* **CHALLENGE**
List each line in which the string "ylabel" appears.

** start of SUPPLIED DATA **

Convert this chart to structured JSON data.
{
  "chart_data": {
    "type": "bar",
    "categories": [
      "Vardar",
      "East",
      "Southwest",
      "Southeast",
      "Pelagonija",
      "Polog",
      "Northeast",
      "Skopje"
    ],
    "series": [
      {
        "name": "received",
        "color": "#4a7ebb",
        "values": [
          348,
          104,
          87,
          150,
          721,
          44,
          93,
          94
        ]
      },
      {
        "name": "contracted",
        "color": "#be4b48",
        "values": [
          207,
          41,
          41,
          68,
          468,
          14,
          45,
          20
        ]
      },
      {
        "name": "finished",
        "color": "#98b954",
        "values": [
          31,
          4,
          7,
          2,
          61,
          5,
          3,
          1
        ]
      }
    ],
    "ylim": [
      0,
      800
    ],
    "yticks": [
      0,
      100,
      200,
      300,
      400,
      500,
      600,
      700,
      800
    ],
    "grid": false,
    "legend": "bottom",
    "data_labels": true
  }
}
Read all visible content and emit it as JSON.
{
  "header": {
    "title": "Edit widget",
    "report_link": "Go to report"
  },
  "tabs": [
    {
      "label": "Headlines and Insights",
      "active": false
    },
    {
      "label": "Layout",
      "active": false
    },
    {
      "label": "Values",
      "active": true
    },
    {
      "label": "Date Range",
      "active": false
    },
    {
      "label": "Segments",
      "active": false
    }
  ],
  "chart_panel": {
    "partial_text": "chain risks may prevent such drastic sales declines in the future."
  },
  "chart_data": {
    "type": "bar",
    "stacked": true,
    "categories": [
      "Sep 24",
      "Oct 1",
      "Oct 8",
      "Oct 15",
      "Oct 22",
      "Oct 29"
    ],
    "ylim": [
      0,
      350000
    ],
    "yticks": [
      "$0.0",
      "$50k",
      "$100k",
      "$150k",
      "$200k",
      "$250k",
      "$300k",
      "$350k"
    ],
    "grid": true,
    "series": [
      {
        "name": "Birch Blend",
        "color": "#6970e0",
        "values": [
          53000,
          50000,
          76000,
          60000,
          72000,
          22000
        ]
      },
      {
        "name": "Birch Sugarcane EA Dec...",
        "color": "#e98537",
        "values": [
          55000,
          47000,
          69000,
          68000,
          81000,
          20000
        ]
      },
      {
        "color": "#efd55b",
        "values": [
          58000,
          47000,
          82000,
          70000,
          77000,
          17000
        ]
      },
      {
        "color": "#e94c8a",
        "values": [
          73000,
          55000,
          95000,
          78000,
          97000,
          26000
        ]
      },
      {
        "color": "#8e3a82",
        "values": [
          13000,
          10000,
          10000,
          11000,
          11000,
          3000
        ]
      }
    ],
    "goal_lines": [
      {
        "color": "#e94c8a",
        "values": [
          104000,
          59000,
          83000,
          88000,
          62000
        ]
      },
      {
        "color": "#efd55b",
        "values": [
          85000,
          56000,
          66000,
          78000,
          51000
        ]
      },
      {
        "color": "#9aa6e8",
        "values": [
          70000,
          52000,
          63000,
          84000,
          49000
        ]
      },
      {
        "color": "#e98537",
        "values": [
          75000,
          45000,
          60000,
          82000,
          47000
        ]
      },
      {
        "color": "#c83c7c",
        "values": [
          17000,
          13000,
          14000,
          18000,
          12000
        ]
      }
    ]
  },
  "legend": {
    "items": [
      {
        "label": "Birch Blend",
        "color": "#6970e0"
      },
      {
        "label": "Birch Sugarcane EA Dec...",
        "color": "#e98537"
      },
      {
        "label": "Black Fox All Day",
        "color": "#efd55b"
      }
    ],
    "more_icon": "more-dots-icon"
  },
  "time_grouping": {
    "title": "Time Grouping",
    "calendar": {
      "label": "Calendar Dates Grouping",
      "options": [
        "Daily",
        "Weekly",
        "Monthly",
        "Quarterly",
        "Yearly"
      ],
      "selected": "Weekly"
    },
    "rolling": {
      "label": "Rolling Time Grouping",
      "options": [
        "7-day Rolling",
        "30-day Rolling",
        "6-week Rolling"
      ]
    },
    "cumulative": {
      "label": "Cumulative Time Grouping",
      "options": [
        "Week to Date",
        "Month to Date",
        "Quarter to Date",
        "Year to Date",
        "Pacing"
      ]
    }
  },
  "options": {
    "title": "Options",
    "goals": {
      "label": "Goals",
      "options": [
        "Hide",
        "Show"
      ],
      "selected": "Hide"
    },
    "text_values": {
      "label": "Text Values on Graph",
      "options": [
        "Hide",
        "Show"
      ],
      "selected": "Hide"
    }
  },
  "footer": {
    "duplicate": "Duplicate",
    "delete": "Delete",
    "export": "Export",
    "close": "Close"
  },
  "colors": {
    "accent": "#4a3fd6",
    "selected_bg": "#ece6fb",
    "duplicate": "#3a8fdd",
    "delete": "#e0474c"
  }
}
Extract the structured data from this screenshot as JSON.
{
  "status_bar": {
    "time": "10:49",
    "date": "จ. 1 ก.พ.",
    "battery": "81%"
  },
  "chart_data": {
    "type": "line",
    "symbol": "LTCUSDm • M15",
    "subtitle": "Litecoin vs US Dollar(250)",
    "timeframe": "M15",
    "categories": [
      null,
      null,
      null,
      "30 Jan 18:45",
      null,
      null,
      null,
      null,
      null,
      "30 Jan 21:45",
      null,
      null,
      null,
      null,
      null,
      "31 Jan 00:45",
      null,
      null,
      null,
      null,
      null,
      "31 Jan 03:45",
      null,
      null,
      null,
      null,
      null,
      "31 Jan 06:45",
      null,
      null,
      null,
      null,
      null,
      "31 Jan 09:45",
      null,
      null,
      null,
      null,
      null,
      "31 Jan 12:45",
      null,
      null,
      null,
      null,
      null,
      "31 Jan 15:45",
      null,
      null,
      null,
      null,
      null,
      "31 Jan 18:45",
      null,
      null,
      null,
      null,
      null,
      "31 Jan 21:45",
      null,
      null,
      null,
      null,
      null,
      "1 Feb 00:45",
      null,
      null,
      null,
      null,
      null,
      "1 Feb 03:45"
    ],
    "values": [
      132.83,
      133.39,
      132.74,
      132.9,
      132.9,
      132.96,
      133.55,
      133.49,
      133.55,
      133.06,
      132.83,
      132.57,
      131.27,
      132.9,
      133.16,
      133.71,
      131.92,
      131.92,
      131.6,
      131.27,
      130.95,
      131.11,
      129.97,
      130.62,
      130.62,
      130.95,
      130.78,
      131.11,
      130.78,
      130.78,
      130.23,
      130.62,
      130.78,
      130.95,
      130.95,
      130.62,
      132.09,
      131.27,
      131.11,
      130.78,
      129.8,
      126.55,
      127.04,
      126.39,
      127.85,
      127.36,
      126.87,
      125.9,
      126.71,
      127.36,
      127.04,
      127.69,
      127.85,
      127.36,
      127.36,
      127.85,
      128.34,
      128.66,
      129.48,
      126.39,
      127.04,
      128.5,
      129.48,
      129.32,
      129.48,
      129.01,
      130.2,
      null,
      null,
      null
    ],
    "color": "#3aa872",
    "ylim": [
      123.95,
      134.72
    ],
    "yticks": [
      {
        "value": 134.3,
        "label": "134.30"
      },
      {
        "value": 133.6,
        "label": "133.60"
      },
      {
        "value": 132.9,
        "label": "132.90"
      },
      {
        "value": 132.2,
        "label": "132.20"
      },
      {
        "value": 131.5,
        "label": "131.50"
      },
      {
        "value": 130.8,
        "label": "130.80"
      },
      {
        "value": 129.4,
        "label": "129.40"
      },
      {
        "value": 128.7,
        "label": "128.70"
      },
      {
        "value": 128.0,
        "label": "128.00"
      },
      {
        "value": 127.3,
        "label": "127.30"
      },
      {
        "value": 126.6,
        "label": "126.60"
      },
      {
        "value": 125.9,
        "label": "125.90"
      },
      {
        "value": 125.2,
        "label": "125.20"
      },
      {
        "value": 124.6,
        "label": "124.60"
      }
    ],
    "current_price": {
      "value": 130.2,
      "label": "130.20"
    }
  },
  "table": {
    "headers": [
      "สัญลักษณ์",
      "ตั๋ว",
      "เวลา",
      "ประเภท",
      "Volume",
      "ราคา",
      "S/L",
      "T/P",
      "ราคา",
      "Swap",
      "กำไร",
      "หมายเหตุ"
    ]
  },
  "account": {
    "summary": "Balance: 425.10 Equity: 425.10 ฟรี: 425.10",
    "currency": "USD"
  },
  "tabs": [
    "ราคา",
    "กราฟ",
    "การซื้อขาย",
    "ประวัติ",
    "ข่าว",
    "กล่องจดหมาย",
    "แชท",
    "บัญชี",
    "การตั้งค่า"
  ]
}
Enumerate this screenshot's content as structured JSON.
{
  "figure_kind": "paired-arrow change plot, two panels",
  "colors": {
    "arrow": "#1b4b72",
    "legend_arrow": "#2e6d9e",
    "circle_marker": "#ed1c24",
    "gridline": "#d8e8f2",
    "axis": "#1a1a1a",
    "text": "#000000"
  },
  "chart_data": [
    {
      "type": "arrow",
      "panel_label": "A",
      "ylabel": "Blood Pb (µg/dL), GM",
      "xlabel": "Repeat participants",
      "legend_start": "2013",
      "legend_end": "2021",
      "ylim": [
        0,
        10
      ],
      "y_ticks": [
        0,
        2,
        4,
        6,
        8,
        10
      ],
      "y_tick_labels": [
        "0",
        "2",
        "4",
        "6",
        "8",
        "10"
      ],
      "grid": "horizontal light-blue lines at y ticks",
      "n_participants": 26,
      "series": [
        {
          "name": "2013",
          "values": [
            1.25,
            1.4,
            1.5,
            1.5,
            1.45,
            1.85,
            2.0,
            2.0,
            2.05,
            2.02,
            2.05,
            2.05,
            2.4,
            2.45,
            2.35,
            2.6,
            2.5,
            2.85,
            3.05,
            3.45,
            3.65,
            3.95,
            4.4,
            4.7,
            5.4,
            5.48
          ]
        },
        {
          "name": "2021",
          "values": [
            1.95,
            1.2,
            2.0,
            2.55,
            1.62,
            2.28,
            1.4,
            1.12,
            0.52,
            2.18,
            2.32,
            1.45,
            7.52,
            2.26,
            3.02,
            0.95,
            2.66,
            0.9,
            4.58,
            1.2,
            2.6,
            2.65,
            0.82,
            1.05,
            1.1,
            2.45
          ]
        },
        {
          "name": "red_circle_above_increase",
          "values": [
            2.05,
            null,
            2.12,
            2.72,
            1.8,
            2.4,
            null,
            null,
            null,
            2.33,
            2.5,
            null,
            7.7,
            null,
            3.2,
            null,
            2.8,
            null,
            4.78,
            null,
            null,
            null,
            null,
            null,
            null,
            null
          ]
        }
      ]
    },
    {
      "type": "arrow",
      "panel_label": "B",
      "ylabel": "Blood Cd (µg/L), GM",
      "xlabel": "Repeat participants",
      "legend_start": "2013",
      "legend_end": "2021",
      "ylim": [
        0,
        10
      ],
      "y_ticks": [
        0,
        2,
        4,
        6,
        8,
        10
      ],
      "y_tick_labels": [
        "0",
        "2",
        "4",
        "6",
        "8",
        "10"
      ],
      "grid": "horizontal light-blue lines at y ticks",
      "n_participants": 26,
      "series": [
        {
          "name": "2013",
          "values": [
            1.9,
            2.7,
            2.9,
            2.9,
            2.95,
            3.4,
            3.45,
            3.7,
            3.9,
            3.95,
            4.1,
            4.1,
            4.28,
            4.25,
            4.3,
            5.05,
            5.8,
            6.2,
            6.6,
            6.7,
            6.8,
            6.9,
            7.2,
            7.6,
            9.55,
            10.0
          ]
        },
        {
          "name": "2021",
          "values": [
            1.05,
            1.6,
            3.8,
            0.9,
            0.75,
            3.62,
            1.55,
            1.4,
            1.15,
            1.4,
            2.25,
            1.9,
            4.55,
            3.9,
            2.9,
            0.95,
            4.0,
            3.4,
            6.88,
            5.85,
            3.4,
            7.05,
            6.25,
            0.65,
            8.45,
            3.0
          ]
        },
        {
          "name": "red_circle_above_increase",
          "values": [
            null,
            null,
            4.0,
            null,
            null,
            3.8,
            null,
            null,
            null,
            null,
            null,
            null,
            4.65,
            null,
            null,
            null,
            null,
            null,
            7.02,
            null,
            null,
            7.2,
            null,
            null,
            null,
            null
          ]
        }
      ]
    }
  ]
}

** end of SUPPLIED DATA **

* **FINISHED EXERCISE**
      "ylabel": "Blood Pb (µg/dL), GM",
      "ylabel": "Blood Cd (µg/L), GM",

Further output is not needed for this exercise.